— Begin Data shown —

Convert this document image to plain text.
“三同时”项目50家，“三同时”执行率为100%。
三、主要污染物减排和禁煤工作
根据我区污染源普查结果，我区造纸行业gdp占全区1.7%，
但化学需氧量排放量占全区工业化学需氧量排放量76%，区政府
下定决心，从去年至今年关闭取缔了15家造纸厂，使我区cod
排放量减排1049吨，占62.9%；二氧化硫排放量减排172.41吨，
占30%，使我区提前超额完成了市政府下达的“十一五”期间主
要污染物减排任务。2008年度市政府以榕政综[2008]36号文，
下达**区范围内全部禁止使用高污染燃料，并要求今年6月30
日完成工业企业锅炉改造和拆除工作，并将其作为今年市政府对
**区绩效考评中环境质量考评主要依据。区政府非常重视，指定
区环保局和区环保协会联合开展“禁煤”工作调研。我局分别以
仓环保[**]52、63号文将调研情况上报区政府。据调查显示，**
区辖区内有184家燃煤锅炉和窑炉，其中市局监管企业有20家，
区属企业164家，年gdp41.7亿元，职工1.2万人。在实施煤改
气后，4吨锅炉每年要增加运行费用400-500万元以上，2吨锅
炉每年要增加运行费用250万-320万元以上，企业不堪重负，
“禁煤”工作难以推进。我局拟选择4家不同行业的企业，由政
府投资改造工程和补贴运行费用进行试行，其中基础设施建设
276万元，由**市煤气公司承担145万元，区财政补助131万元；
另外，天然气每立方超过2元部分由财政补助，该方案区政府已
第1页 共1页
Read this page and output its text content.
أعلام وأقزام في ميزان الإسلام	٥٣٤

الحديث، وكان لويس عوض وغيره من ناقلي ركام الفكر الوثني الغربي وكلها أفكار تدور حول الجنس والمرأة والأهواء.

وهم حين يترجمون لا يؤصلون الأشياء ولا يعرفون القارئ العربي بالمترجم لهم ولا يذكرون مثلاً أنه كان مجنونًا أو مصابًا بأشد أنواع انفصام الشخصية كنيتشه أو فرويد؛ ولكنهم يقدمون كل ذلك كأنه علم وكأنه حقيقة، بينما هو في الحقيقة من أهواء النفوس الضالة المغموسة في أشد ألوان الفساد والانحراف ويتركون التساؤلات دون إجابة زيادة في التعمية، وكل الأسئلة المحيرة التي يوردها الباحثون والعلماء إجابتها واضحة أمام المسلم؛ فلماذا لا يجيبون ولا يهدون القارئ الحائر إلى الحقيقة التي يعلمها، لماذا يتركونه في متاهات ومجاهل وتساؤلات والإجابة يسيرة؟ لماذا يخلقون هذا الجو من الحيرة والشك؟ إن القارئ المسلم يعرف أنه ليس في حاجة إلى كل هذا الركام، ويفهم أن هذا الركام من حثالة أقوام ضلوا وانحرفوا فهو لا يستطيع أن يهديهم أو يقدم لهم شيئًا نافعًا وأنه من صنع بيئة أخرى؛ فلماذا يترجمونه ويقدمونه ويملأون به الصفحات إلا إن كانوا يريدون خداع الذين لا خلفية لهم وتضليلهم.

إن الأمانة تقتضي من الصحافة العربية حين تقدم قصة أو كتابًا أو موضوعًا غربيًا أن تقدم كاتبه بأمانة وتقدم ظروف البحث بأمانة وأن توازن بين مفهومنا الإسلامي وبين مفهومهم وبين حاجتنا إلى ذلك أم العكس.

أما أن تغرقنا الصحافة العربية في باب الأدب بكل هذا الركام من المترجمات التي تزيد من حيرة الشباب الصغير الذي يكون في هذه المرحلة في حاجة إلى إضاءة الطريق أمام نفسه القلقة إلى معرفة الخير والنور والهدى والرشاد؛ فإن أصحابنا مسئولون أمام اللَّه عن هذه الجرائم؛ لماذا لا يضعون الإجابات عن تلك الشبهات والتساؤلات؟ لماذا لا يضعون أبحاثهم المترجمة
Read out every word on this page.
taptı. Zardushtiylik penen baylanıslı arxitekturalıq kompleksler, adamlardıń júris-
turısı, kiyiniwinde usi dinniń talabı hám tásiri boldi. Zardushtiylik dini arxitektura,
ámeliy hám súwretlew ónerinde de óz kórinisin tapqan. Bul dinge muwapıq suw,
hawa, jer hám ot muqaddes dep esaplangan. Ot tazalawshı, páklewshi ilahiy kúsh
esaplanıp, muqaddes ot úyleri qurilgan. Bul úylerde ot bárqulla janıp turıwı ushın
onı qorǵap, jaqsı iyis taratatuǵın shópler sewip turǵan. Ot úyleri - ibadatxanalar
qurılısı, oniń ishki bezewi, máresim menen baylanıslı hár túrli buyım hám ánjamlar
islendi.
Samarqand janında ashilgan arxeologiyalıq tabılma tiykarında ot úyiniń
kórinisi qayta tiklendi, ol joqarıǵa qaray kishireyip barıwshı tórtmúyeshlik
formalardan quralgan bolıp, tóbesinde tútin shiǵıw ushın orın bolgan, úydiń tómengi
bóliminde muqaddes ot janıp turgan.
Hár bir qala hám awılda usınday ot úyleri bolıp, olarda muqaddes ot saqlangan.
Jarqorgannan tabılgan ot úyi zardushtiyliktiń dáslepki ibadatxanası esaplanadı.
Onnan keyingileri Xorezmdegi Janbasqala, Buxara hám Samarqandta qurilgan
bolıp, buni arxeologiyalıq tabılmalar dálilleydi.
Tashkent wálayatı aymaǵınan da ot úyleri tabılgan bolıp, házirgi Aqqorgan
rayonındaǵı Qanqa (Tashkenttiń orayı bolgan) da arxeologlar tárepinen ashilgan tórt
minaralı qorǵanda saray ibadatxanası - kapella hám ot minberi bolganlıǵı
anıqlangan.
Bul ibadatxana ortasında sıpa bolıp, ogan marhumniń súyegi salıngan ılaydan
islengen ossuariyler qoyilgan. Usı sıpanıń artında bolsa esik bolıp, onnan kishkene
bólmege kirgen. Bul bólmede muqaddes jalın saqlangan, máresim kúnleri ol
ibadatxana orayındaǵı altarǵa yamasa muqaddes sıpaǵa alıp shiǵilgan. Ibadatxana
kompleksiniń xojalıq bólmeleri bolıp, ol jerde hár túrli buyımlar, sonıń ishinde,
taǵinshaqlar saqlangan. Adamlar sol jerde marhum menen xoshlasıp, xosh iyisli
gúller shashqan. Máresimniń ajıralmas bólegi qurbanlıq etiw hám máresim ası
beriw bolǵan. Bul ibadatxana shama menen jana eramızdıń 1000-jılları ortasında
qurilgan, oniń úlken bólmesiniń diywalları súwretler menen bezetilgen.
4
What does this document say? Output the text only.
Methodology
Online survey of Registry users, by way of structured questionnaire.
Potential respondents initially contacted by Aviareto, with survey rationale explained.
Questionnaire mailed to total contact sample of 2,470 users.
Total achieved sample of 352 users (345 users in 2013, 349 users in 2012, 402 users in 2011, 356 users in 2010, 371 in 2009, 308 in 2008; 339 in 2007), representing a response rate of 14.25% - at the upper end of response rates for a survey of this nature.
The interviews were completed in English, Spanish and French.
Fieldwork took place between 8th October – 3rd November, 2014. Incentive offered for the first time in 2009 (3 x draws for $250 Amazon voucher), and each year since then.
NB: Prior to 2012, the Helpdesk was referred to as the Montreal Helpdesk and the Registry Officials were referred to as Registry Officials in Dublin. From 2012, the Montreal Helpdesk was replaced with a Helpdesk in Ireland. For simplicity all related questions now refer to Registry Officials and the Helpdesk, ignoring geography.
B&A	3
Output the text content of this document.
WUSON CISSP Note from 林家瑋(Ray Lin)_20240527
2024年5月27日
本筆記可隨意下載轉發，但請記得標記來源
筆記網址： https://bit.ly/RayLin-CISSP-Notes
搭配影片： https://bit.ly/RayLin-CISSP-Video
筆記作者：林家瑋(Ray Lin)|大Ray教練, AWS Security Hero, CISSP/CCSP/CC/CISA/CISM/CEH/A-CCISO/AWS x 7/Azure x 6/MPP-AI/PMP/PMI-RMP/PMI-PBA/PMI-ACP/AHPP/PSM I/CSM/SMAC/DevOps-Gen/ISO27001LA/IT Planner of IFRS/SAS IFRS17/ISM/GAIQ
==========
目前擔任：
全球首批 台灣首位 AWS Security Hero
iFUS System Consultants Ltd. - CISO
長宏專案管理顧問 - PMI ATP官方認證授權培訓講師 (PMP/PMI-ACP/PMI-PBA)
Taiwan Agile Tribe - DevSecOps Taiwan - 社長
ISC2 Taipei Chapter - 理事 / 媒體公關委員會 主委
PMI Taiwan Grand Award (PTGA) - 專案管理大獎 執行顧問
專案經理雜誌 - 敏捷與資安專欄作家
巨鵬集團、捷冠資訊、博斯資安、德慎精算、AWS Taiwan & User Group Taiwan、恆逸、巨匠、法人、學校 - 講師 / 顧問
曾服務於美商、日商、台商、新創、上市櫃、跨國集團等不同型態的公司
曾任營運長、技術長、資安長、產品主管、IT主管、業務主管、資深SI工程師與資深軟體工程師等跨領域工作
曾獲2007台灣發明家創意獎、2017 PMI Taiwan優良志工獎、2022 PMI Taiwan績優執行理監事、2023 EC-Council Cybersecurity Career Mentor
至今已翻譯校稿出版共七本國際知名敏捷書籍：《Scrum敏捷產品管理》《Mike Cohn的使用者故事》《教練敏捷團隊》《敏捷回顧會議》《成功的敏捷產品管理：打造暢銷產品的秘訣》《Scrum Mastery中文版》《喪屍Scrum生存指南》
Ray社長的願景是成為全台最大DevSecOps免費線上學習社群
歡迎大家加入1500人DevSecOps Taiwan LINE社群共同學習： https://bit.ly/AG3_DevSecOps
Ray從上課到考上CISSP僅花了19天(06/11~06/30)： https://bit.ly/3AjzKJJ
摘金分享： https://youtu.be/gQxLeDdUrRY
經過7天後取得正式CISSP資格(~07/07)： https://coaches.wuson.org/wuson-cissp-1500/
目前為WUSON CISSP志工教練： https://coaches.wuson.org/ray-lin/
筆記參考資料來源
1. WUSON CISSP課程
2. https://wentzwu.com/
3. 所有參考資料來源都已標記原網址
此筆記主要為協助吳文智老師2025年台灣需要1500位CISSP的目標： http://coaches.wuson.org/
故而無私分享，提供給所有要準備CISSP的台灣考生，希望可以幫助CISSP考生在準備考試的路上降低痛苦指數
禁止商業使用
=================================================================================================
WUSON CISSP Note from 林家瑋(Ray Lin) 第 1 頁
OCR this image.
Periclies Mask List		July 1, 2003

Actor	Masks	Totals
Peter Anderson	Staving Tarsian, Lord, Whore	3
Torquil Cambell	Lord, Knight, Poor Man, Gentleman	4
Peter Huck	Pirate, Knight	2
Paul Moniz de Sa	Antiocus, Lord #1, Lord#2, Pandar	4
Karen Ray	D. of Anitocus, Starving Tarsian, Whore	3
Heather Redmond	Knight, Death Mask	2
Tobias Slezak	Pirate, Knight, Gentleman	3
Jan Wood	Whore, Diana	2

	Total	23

— End Data shown —

In the material above, show every line where the word "Read" turns up.

Output for this task:
Read this page and output its text content.
Read out every word on this page.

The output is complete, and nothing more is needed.